### DO THIS
Whenever a line below holds the word "hiện", copy that line.

begin RAW DATA

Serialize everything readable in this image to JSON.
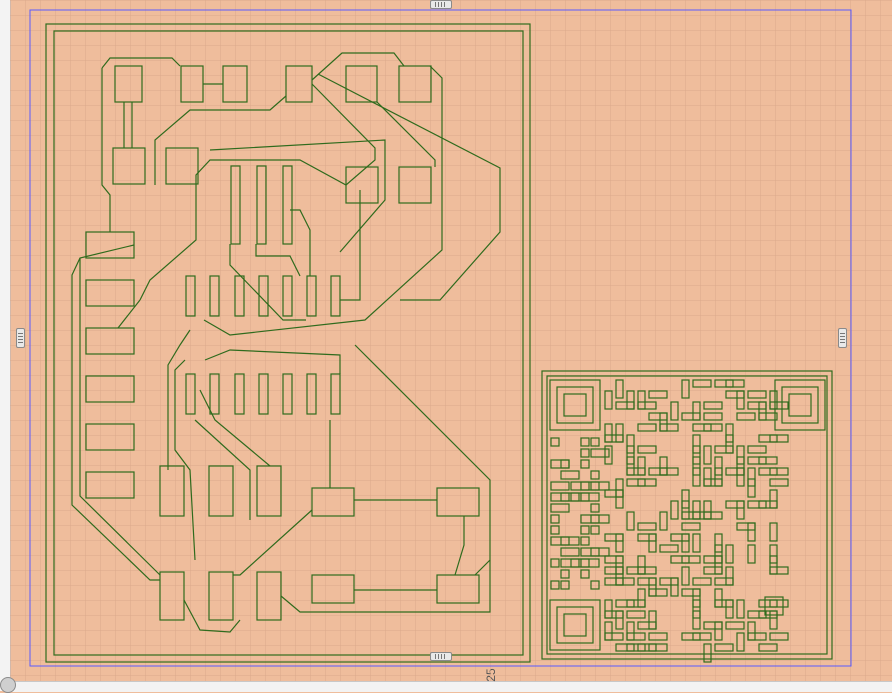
{
  "ruler": {
    "bottom_label": "25"
  },
  "colors": {
    "background": "#efbd9c",
    "grid": "#d9a98b",
    "trace": "#2f6b1d",
    "selection": "#5a5aff"
  },
  "icons": {
    "grip": "drag-handle-icon",
    "corner": "resize-corner-icon"
  }
}
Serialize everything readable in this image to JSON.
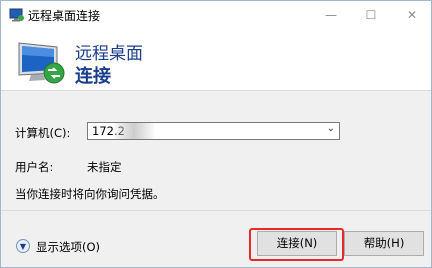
{
  "window": {
    "title": "远程桌面连接",
    "minimize_glyph": "—",
    "maximize_glyph": "☐",
    "close_glyph": "✕"
  },
  "header": {
    "title": "远程桌面",
    "subtitle": "连接",
    "icon": "remote-desktop-monitor-icon"
  },
  "form": {
    "computer_label": "计算机(C):",
    "computer_value": "172.2",
    "username_label": "用户名:",
    "username_value": "未指定",
    "info_text": "当你连接时将向你询问凭据。"
  },
  "footer": {
    "show_options_label": "显示选项(O)",
    "connect_label": "连接(N)",
    "help_label": "帮助(H)"
  },
  "colors": {
    "accent": "#1a3d8c",
    "highlight": "#e52b2b"
  }
}
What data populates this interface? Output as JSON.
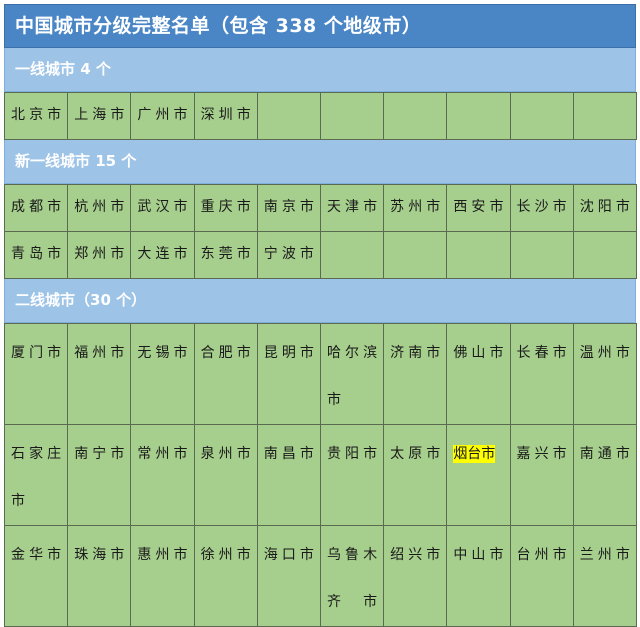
{
  "title": "中国城市分级完整名单（包含 338 个地级市）",
  "colors": {
    "title_bar": "#4a86c5",
    "section_band": "#9dc3e6",
    "cell": "#a6ce8d",
    "cell_border": "#5a6b52",
    "highlight": "#ffff00",
    "header_text": "#ffffff",
    "cell_text": "#1a1a1a"
  },
  "columns": 10,
  "sections": [
    {
      "header": "一线城市 4 个",
      "tier": "tier-1",
      "rows": [
        [
          "北京市",
          "上海市",
          "广州市",
          "深圳市",
          "",
          "",
          "",
          "",
          "",
          ""
        ]
      ]
    },
    {
      "header": "新一线城市 15 个",
      "tier": "new-tier-1",
      "rows": [
        [
          "成都市",
          "杭州市",
          "武汉市",
          "重庆市",
          "南京市",
          "天津市",
          "苏州市",
          "西安市",
          "长沙市",
          "沈阳市"
        ],
        [
          "青岛市",
          "郑州市",
          "大连市",
          "东莞市",
          "宁波市",
          "",
          "",
          "",
          "",
          ""
        ]
      ]
    },
    {
      "header": "二线城市（30 个）",
      "tier": "tier-2",
      "rows": [
        [
          "厦门市",
          "福州市",
          "无锡市",
          "合肥市",
          "昆明市",
          "哈尔滨市",
          "济南市",
          "佛山市",
          "长春市",
          "温州市"
        ],
        [
          "石家庄市",
          "南宁市",
          "常州市",
          "泉州市",
          "南昌市",
          "贵阳市",
          "太原市",
          "烟台市",
          "嘉兴市",
          "南通市"
        ],
        [
          "金华市",
          "珠海市",
          "惠州市",
          "徐州市",
          "海口市",
          "乌鲁木齐市",
          "绍兴市",
          "中山市",
          "台州市",
          "兰州市"
        ]
      ]
    }
  ],
  "highlighted_cells": [
    "烟台市"
  ]
}
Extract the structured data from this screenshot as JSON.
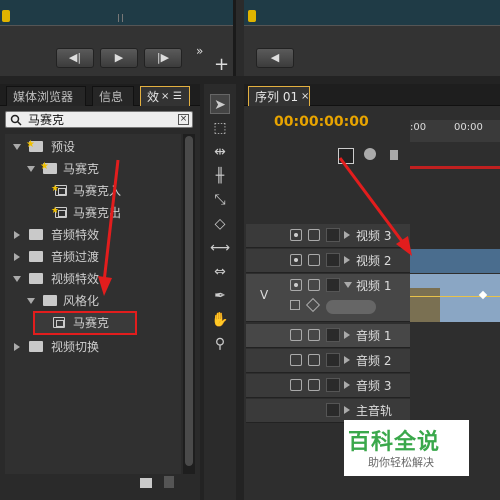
{
  "panel_tabs": {
    "media_browser": "媒体浏览器",
    "info": "信息",
    "effects_tab": "效"
  },
  "search": {
    "value": "马赛克"
  },
  "tree": {
    "presets": "预设",
    "mosaic_folder": "马赛克",
    "mosaic_in": "马赛克入",
    "mosaic_out": "马赛克出",
    "audio_effects": "音频特效",
    "audio_transitions": "音频过渡",
    "video_effects": "视频特效",
    "stylize": "风格化",
    "mosaic_effect": "马赛克",
    "video_transitions": "视频切换"
  },
  "sequence": {
    "tab": "序列 01",
    "timecode": "00:00:00:00",
    "ruler": [
      ":00",
      "00:00"
    ],
    "v_label": "V"
  },
  "tracks": {
    "video3": "视频 3",
    "video2": "视频 2",
    "video1": "视频 1",
    "audio1": "音频 1",
    "audio2": "音频 2",
    "audio3": "音频 3",
    "master": "主音轨"
  },
  "watermark": {
    "title": "百科全说",
    "subtitle": "助你轻松解决"
  },
  "colors": {
    "timecode": "#e8a400",
    "arrow": "#e21d1d",
    "highlight_border": "#e21d1d",
    "clip_blue": "#4a6d8e",
    "watermark_green": "#3aa84b"
  }
}
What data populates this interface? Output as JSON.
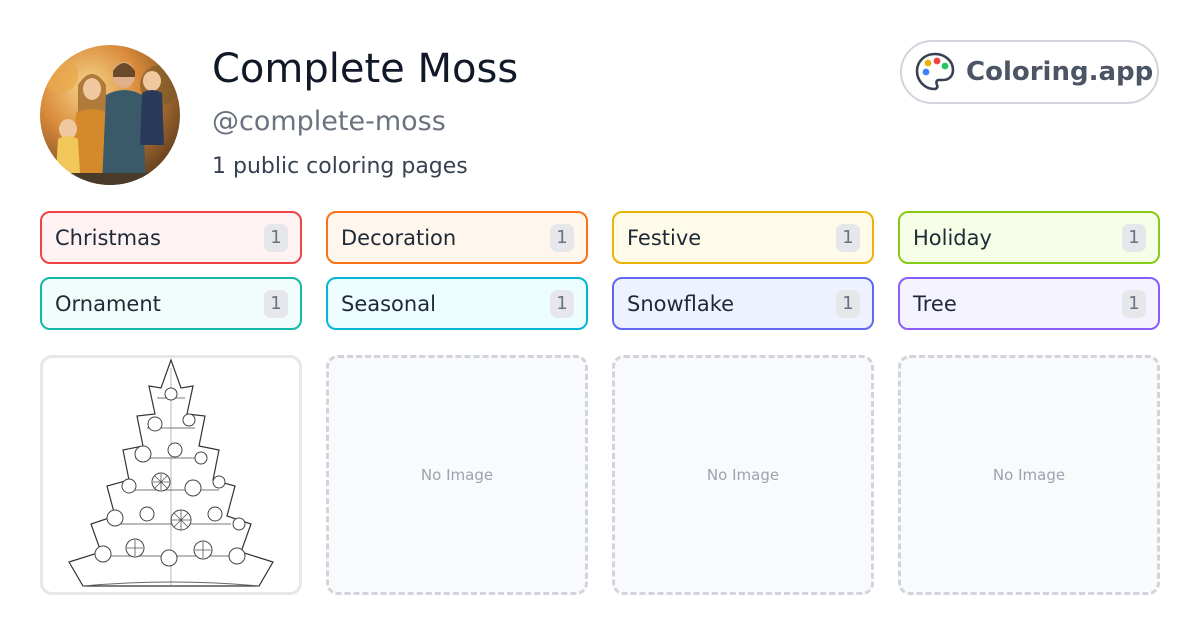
{
  "profile": {
    "name": "Complete Moss",
    "handle": "@complete-moss",
    "count_text": "1 public coloring pages"
  },
  "brand": {
    "label": "Coloring.app",
    "icon": "palette-icon"
  },
  "tags": [
    {
      "label": "Christmas",
      "count": "1",
      "border": "#ef4444",
      "bg": "#fef2f2"
    },
    {
      "label": "Decoration",
      "count": "1",
      "border": "#f97316",
      "bg": "#fff7ed"
    },
    {
      "label": "Festive",
      "count": "1",
      "border": "#eab308",
      "bg": "#fefce8"
    },
    {
      "label": "Holiday",
      "count": "1",
      "border": "#84cc16",
      "bg": "#f7fee7"
    },
    {
      "label": "Ornament",
      "count": "1",
      "border": "#14b8a6",
      "bg": "#f0fdfa"
    },
    {
      "label": "Seasonal",
      "count": "1",
      "border": "#06b6d4",
      "bg": "#ecfeff"
    },
    {
      "label": "Snowflake",
      "count": "1",
      "border": "#6366f1",
      "bg": "#eef2ff"
    },
    {
      "label": "Tree",
      "count": "1",
      "border": "#8b5cf6",
      "bg": "#f5f3ff"
    }
  ],
  "cards": [
    {
      "type": "image",
      "icon": "christmas-tree-coloring-image"
    },
    {
      "type": "empty",
      "label": "No Image"
    },
    {
      "type": "empty",
      "label": "No Image"
    },
    {
      "type": "empty",
      "label": "No Image"
    }
  ]
}
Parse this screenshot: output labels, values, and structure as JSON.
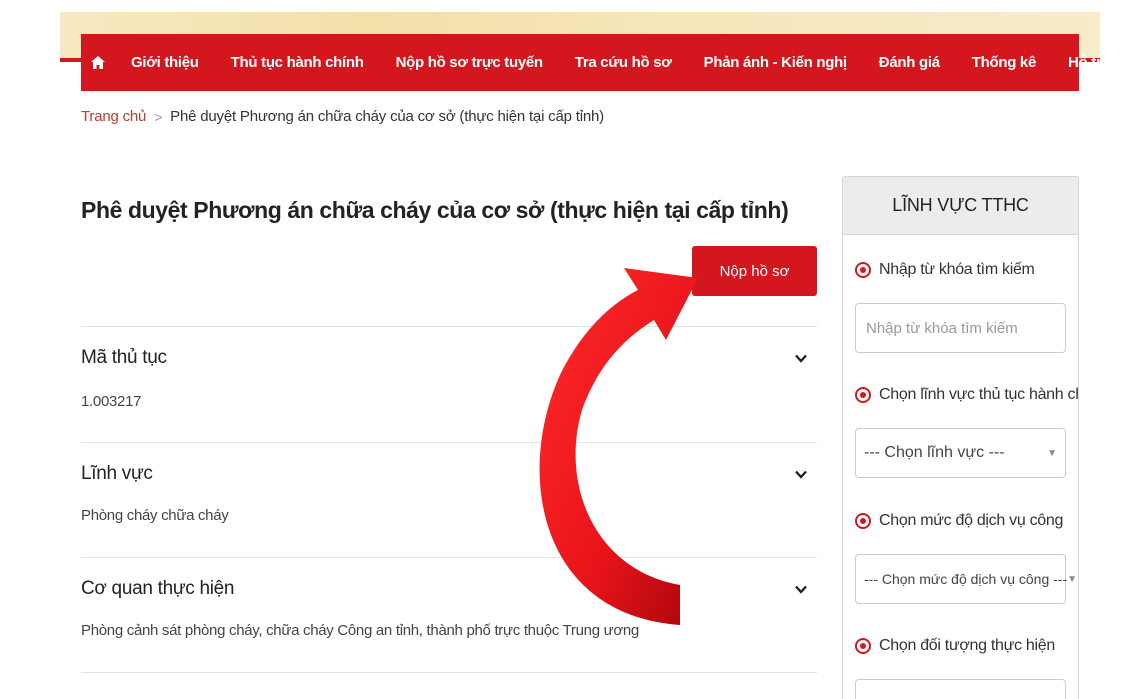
{
  "nav": {
    "home_icon": "home-icon",
    "items": [
      {
        "label": "Giới thiệu"
      },
      {
        "label": "Thủ tục hành chính"
      },
      {
        "label": "Nộp hồ sơ trực tuyến"
      },
      {
        "label": "Tra cứu hồ sơ"
      },
      {
        "label": "Phản ánh - Kiến nghị"
      },
      {
        "label": "Đánh giá"
      },
      {
        "label": "Thống kê"
      },
      {
        "label": "Hỗ trợ"
      }
    ]
  },
  "breadcrumb": {
    "home": "Trang chủ",
    "separator": ">",
    "current": "Phê duyệt Phương án chữa cháy của cơ sở (thực hiện tại cấp tỉnh)"
  },
  "page": {
    "title": "Phê duyệt Phương án chữa cháy của cơ sở (thực hiện tại cấp tỉnh)",
    "submit_button": "Nộp hồ sơ"
  },
  "sections": [
    {
      "title": "Mã thủ tục",
      "value": "1.003217"
    },
    {
      "title": "Lĩnh vực",
      "value": "Phòng cháy chữa cháy"
    },
    {
      "title": "Cơ quan thực hiện",
      "value": "Phòng cảnh sát phòng cháy, chữa cháy Công an tỉnh, thành phố trực thuộc Trung ương"
    }
  ],
  "sidebar": {
    "title": "LĨNH VỰC TTHC",
    "keyword_label": "Nhập từ khóa tìm kiếm",
    "keyword_placeholder": "Nhập từ khóa tìm kiếm",
    "field_label": "Chọn lĩnh vực thủ tục hành chính",
    "field_select": "--- Chọn lĩnh vực ---",
    "level_label": "Chọn mức độ dịch vụ công",
    "level_select": "--- Chọn mức độ dịch vụ công ---",
    "target_label": "Chọn đối tượng thực hiện"
  },
  "colors": {
    "brand_red": "#d4171f",
    "banner_gold": "#f3dfa8",
    "annotation_arrow": "#e8141a"
  }
}
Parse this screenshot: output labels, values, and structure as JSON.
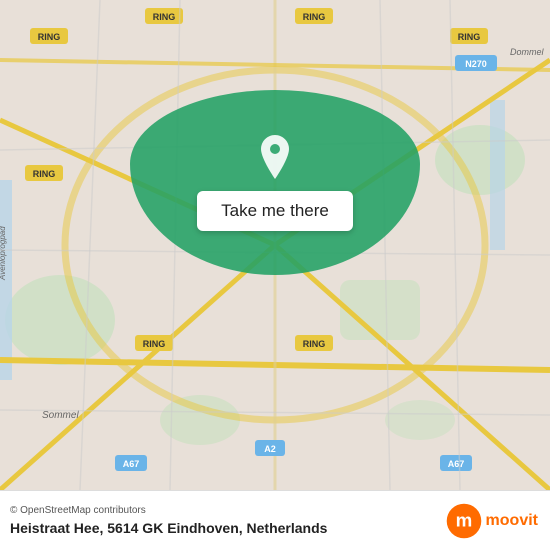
{
  "map": {
    "background_color": "#e8e0d8",
    "center_lat": 51.44,
    "center_lon": 5.47
  },
  "callout": {
    "button_label": "Take me there",
    "pin_color": "#ffffff",
    "background_color": "rgba(34,160,100,0.88)"
  },
  "footer": {
    "attribution": "© OpenStreetMap contributors",
    "address": "Heistraat Hee, 5614 GK Eindhoven, Netherlands",
    "logo_text": "moovit"
  }
}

end RAW DATA

### ANSWER TO THIS EXERCISE
    "current": "Phê duyệt Phương án chữa cháy của cơ sở (thực hiện tại cấp tỉnh)"
    "title": "Phê duyệt Phương án chữa cháy của cơ sở (thực hiện tại cấp tỉnh)",
      "title": "Cơ quan thực hiện",
    "target_label": "Chọn đối tượng thực hiện"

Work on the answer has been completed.